### PROVIDED RECORDS
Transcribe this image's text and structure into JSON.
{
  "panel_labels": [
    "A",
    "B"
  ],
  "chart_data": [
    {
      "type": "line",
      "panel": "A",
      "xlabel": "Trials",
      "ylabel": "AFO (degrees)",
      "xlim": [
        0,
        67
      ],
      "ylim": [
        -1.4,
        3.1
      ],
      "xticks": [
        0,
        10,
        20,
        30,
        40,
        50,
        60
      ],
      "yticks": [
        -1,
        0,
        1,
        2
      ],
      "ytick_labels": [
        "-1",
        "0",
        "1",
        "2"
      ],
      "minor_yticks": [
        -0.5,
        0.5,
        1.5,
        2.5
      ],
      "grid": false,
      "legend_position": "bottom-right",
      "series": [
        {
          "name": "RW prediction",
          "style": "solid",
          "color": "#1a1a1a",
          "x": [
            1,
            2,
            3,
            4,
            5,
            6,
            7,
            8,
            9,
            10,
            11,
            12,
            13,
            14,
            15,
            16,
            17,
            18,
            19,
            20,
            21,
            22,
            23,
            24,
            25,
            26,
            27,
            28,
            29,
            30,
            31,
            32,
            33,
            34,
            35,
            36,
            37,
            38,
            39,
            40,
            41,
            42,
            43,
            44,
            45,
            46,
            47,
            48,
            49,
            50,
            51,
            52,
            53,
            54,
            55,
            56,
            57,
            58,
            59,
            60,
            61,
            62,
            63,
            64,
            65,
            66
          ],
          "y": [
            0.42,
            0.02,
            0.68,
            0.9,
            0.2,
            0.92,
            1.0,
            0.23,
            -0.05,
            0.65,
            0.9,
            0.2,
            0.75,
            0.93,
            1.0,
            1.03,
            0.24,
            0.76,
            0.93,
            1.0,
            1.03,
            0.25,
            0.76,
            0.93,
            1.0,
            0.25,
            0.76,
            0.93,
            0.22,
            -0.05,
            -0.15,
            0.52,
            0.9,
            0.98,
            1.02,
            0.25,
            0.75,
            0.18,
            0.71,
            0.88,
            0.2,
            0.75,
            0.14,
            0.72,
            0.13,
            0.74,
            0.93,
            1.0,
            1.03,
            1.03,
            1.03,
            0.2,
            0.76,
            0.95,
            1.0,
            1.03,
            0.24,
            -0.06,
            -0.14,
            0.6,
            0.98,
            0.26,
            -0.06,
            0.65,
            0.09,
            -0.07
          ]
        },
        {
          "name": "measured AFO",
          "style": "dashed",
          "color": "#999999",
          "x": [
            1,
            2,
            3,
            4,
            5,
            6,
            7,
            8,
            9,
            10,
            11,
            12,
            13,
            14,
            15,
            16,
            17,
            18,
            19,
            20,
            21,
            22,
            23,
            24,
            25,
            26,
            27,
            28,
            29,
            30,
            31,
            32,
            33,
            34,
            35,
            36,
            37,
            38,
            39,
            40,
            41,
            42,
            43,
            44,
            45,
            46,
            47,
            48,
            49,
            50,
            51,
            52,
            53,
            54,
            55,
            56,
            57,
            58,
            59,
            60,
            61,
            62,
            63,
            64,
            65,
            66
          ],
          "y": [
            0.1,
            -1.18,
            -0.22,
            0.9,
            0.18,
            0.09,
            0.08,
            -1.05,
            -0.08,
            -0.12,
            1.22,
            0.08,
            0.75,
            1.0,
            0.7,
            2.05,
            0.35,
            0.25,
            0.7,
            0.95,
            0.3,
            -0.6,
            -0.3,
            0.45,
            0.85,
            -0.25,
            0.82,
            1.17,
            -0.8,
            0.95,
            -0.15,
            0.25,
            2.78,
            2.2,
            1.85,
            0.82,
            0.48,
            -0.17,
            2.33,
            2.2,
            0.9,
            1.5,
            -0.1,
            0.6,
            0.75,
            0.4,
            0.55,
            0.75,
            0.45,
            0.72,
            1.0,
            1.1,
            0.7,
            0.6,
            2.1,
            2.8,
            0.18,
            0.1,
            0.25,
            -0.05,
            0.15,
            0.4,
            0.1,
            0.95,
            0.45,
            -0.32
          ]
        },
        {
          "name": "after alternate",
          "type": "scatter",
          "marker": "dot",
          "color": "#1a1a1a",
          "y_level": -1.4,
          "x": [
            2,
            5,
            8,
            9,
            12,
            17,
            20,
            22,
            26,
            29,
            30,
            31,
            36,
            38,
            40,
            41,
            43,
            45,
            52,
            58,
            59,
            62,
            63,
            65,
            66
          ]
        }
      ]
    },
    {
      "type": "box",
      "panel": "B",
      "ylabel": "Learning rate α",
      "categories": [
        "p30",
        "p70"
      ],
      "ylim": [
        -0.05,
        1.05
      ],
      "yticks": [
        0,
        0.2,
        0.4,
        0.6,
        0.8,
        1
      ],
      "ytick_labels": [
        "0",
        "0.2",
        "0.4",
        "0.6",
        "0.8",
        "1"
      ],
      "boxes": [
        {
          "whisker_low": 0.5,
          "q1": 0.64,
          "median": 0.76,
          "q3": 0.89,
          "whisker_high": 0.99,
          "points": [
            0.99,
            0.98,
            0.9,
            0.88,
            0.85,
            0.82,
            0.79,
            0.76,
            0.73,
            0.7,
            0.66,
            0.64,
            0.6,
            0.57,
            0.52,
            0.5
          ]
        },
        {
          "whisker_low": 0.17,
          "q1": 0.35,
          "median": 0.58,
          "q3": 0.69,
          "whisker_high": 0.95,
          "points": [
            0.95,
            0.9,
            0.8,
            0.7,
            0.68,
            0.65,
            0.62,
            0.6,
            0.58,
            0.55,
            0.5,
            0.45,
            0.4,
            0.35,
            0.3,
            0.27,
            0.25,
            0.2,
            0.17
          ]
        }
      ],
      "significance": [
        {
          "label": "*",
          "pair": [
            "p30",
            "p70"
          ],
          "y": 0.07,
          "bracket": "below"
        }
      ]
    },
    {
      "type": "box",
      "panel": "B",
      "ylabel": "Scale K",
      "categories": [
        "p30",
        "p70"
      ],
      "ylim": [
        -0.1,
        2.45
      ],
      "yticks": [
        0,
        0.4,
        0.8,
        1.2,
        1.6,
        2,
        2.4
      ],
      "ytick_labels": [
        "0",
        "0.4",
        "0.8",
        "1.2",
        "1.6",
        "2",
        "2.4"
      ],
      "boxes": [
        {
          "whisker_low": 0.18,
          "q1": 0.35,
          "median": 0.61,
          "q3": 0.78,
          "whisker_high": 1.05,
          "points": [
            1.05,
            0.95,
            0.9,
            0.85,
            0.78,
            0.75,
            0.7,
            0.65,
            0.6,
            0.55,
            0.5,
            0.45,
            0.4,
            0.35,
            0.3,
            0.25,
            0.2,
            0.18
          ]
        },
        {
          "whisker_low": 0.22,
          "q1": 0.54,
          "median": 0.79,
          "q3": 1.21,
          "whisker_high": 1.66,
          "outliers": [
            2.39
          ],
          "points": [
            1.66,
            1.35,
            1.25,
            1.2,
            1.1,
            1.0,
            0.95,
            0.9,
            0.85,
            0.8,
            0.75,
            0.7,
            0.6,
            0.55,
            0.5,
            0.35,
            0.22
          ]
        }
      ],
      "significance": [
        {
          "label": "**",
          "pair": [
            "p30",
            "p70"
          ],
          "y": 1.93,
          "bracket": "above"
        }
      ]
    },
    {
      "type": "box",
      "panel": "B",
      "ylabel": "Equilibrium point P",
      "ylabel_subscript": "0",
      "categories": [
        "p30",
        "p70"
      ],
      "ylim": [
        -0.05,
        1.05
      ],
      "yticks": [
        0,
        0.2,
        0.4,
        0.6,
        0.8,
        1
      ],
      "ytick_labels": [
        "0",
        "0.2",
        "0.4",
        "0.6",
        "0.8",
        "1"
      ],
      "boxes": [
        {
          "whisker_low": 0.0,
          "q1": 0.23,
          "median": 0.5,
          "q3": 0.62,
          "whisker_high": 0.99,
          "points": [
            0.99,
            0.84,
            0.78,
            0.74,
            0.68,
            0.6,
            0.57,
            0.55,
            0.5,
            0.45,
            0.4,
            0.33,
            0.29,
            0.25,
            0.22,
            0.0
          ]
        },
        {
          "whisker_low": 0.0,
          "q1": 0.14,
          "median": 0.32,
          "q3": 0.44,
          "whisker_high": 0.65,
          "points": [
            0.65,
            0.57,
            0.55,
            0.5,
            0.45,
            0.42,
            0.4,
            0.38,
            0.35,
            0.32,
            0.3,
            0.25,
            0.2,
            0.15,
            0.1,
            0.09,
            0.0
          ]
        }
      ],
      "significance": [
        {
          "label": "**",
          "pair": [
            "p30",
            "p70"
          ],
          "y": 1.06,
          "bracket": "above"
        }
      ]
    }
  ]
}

### WRITTEN REQUEST
Only the number is wanted: how many lines in the data include the word "median"?

### RESPONSE TO THIS EXERCISE
6